Rows:
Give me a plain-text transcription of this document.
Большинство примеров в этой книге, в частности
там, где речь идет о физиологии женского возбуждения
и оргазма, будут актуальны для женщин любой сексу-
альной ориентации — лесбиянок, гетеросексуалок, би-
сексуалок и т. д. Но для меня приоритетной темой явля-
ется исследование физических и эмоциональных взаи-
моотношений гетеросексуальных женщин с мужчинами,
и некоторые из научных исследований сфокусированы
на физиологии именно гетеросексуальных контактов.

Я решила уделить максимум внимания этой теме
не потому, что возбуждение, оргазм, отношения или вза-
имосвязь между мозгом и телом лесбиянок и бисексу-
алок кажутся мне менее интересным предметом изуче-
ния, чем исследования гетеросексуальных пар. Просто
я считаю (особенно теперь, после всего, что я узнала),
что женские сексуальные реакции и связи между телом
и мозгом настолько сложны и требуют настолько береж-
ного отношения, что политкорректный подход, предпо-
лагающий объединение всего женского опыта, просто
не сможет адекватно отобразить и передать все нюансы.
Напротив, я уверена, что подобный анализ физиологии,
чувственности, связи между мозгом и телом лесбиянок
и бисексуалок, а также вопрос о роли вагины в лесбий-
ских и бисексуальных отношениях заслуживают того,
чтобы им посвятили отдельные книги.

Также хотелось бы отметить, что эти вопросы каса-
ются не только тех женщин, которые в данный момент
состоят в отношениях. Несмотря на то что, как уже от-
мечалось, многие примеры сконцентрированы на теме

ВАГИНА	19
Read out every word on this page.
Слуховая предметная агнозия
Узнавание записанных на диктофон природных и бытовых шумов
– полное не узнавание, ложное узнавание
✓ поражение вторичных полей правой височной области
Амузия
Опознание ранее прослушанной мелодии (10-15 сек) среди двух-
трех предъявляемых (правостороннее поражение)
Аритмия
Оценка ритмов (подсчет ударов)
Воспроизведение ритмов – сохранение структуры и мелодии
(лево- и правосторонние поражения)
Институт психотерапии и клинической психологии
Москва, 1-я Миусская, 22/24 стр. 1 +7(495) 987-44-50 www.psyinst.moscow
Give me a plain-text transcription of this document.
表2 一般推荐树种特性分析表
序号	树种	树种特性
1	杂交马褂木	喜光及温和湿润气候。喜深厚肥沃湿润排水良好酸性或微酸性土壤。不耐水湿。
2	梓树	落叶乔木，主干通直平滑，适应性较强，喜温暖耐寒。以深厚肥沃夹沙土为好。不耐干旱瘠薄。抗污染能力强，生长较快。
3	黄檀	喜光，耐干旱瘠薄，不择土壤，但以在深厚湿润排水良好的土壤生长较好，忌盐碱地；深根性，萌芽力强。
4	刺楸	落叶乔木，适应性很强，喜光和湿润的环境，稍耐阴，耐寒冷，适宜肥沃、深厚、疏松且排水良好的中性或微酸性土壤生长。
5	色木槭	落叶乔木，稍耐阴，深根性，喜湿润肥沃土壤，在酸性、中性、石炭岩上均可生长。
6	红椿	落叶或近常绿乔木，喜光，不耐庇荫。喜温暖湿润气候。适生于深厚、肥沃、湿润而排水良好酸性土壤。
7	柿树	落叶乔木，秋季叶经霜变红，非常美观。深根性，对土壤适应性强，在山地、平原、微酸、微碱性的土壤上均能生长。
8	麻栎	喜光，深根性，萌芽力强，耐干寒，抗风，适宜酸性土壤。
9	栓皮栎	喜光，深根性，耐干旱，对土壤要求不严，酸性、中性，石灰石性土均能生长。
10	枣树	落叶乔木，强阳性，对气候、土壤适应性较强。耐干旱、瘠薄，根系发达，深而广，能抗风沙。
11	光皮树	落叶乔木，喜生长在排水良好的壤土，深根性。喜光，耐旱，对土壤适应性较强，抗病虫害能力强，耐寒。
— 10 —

Stated goal: Locate all lines holding the word "萌芽力强", then copy them out.

Result of this task:
3	黄檀	喜光，耐干旱瘠薄，不择土壤，但以在深厚湿润排水良好的土壤生长较好，忌盐碱地；深根性，萌芽力强。
8	麻栎	喜光，深根性，萌芽力强，耐干寒，抗风，适宜酸性土壤。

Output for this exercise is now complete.